Below is a block of records; please copy all of them exactly.

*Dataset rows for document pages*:

---+---

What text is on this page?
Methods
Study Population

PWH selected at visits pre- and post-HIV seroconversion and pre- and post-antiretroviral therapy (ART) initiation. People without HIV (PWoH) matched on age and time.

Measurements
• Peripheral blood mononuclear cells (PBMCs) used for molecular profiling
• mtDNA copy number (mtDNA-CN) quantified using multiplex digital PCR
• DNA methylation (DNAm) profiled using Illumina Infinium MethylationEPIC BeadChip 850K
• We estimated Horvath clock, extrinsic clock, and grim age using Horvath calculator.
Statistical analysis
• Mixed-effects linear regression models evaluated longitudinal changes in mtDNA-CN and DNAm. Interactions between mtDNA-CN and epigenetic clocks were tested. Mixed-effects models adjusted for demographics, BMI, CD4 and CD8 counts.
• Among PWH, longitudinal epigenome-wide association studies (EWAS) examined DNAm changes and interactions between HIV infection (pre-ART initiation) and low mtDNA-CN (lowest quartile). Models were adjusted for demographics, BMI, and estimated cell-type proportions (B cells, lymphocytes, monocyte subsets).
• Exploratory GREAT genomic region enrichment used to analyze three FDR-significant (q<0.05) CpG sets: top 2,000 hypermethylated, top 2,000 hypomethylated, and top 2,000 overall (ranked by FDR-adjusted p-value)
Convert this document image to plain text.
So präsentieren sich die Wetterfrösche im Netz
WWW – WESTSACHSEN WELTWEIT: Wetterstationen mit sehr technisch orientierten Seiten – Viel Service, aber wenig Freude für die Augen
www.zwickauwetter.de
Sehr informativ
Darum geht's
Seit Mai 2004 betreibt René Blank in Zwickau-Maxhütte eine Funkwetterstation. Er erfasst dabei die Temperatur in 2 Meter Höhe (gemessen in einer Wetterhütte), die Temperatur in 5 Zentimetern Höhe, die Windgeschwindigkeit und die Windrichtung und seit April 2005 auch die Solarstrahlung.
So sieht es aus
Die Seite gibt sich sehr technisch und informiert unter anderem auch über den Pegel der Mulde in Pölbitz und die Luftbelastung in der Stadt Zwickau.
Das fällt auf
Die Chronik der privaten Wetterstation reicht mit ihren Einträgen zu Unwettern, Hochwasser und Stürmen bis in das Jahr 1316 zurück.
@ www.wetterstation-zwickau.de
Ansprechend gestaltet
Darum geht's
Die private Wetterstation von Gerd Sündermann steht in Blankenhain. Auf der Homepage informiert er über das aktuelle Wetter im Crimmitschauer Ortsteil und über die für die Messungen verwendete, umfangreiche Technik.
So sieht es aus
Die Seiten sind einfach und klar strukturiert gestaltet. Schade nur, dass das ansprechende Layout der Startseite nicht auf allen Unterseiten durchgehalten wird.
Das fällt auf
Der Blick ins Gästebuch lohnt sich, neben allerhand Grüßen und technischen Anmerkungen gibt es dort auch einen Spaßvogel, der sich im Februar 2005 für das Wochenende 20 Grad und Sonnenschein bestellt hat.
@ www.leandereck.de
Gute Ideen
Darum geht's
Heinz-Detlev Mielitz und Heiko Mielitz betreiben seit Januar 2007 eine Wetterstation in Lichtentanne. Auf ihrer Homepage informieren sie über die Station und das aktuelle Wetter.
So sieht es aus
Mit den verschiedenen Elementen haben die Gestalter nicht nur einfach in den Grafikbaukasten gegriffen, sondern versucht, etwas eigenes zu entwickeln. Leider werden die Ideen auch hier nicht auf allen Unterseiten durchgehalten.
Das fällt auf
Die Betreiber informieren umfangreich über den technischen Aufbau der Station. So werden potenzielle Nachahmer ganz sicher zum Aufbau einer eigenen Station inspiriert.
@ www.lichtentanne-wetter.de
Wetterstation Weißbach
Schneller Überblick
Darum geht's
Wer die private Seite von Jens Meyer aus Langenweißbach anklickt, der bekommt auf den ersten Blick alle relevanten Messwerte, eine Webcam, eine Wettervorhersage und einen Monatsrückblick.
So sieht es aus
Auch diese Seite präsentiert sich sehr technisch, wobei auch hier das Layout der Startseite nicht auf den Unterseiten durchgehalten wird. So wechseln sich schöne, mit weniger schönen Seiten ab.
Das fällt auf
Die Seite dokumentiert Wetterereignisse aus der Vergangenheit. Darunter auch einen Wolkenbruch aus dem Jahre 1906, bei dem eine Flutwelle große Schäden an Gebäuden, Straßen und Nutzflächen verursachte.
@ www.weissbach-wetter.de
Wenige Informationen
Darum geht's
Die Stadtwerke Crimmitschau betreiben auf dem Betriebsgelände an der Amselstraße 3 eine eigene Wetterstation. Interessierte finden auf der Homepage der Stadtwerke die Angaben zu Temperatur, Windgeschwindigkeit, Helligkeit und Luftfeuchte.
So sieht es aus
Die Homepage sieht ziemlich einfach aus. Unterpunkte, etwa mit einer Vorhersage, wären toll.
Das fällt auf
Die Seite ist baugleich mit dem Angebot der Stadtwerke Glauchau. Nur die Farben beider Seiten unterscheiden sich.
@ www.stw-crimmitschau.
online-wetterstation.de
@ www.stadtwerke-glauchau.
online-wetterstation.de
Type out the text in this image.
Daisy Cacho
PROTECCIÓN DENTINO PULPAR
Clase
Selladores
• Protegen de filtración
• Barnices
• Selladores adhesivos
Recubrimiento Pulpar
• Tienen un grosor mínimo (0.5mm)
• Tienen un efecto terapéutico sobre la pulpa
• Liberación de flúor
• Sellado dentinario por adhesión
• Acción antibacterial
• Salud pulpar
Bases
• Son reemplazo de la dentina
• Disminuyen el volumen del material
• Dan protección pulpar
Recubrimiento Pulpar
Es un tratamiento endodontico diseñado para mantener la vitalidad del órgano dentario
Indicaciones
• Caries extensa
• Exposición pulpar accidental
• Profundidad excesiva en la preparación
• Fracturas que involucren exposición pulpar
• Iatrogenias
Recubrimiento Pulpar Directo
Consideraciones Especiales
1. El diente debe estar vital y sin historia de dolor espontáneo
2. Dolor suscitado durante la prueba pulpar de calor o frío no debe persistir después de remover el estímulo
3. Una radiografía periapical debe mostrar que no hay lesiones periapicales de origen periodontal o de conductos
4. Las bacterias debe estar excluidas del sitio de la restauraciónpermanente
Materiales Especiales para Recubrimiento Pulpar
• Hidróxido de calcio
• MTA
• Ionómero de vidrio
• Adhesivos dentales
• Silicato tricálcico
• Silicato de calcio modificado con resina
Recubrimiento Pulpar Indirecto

---+---

*Task solution*:
What text is on this page?
Methods
Study Population

PWH selected at visits pre- and post-HIV seroconversion and pre- and post-antiretroviral therapy (ART) initiation. People without HIV (PWoH) matched on age and time.

Measurements
• Peripheral blood mononuclear cells (PBMCs) used for molecular profiling
• mtDNA copy number (mtDNA-CN) quantified using multiplex digital PCR
• DNA methylation (DNAm) profiled using Illumina Infinium MethylationEPIC BeadChip 850K
• We estimated Horvath clock, extrinsic clock, and grim age using Horvath calculator.
Statistical analysis
• Mixed-effects linear regression models evaluated longitudinal changes in mtDNA-CN and DNAm. Interactions between mtDNA-CN and epigenetic clocks were tested. Mixed-effects models adjusted for demographics, BMI, CD4 and CD8 counts.
• Among PWH, longitudinal epigenome-wide association studies (EWAS) examined DNAm changes and interactions between HIV infection (pre-ART initiation) and low mtDNA-CN (lowest quartile). Models were adjusted for demographics, BMI, and estimated cell-type proportions (B cells, lymphocytes, monocyte subsets).
• Exploratory GREAT genomic region enrichment used to analyze three FDR-significant (q<0.05) CpG sets: top 2,000 hypermethylated, top 2,000 hypomethylated, and top 2,000 overall (ranked by FDR-adjusted p-value)
Convert this document image to plain text.
So präsentieren sich die Wetterfrösche im Netz
WWW – WESTSACHSEN WELTWEIT: Wetterstationen mit sehr technisch orientierten Seiten – Viel Service, aber wenig Freude für die Augen
www.zwickauwetter.de
Sehr informativ
Darum geht's
Seit Mai 2004 betreibt René Blank in Zwickau-Maxhütte eine Funkwetterstation. Er erfasst dabei die Temperatur in 2 Meter Höhe (gemessen in einer Wetterhütte), die Temperatur in 5 Zentimetern Höhe, die Windgeschwindigkeit und die Windrichtung und seit April 2005 auch die Solarstrahlung.
So sieht es aus
Die Seite gibt sich sehr technisch und informiert unter anderem auch über den Pegel der Mulde in Pölbitz und die Luftbelastung in der Stadt Zwickau.
Das fällt auf
Die Chronik der privaten Wetterstation reicht mit ihren Einträgen zu Unwettern, Hochwasser und Stürmen bis in das Jahr 1316 zurück.
@ www.wetterstation-zwickau.de
Ansprechend gestaltet
Darum geht's
Die private Wetterstation von Gerd Sündermann steht in Blankenhain. Auf der Homepage informiert er über das aktuelle Wetter im Crimmitschauer Ortsteil und über die für die Messungen verwendete, umfangreiche Technik.
So sieht es aus
Die Seiten sind einfach und klar strukturiert gestaltet. Schade nur, dass das ansprechende Layout der Startseite nicht auf allen Unterseiten durchgehalten wird.
Das fällt auf
Der Blick ins Gästebuch lohnt sich, neben allerhand Grüßen und technischen Anmerkungen gibt es dort auch einen Spaßvogel, der sich im Februar 2005 für das Wochenende 20 Grad und Sonnenschein bestellt hat.
@ www.leandereck.de
Gute Ideen
Darum geht's
Heinz-Detlev Mielitz und Heiko Mielitz betreiben seit Januar 2007 eine Wetterstation in Lichtentanne. Auf ihrer Homepage informieren sie über die Station und das aktuelle Wetter.
So sieht es aus
Mit den verschiedenen Elementen haben die Gestalter nicht nur einfach in den Grafikbaukasten gegriffen, sondern versucht, etwas eigenes zu entwickeln. Leider werden die Ideen auch hier nicht auf allen Unterseiten durchgehalten.
Das fällt auf
Die Betreiber informieren umfangreich über den technischen Aufbau der Station. So werden potenzielle Nachahmer ganz sicher zum Aufbau einer eigenen Station inspiriert.
@ www.lichtentanne-wetter.de
Wetterstation Weißbach
Schneller Überblick
Darum geht's
Wer die private Seite von Jens Meyer aus Langenweißbach anklickt, der bekommt auf den ersten Blick alle relevanten Messwerte, eine Webcam, eine Wettervorhersage und einen Monatsrückblick.
So sieht es aus
Auch diese Seite präsentiert sich sehr technisch, wobei auch hier das Layout der Startseite nicht auf den Unterseiten durchgehalten wird. So wechseln sich schöne, mit weniger schönen Seiten ab.
Das fällt auf
Die Seite dokumentiert Wetterereignisse aus der Vergangenheit. Darunter auch einen Wolkenbruch aus dem Jahre 1906, bei dem eine Flutwelle große Schäden an Gebäuden, Straßen und Nutzflächen verursachte.
@ www.weissbach-wetter.de
Wenige Informationen
Darum geht's
Die Stadtwerke Crimmitschau betreiben auf dem Betriebsgelände an der Amselstraße 3 eine eigene Wetterstation. Interessierte finden auf der Homepage der Stadtwerke die Angaben zu Temperatur, Windgeschwindigkeit, Helligkeit und Luftfeuchte.
So sieht es aus
Die Homepage sieht ziemlich einfach aus. Unterpunkte, etwa mit einer Vorhersage, wären toll.
Das fällt auf
Die Seite ist baugleich mit dem Angebot der Stadtwerke Glauchau. Nur die Farben beider Seiten unterscheiden sich.
@ www.stw-crimmitschau.
online-wetterstation.de
@ www.stadtwerke-glauchau.
online-wetterstation.de
Type out the text in this image.
Daisy Cacho
PROTECCIÓN DENTINO PULPAR
Clase
Selladores
• Protegen de filtración
• Barnices
• Selladores adhesivos
Recubrimiento Pulpar
• Tienen un grosor mínimo (0.5mm)
• Tienen un efecto terapéutico sobre la pulpa
• Liberación de flúor
• Sellado dentinario por adhesión
• Acción antibacterial
• Salud pulpar
Bases
• Son reemplazo de la dentina
• Disminuyen el volumen del material
• Dan protección pulpar
Recubrimiento Pulpar
Es un tratamiento endodontico diseñado para mantener la vitalidad del órgano dentario
Indicaciones
• Caries extensa
• Exposición pulpar accidental
• Profundidad excesiva en la preparación
• Fracturas que involucren exposición pulpar
• Iatrogenias
Recubrimiento Pulpar Directo
Consideraciones Especiales
1. El diente debe estar vital y sin historia de dolor espontáneo
2. Dolor suscitado durante la prueba pulpar de calor o frío no debe persistir después de remover el estímulo
3. Una radiografía periapical debe mostrar que no hay lesiones periapicales de origen periodontal o de conductos
4. Las bacterias debe estar excluidas del sitio de la restauraciónpermanente
Materiales Especiales para Recubrimiento Pulpar
• Hidróxido de calcio
• MTA
• Ionómero de vidrio
• Adhesivos dentales
• Silicato tricálcico
• Silicato de calcio modificado con resina
Recubrimiento Pulpar Indirecto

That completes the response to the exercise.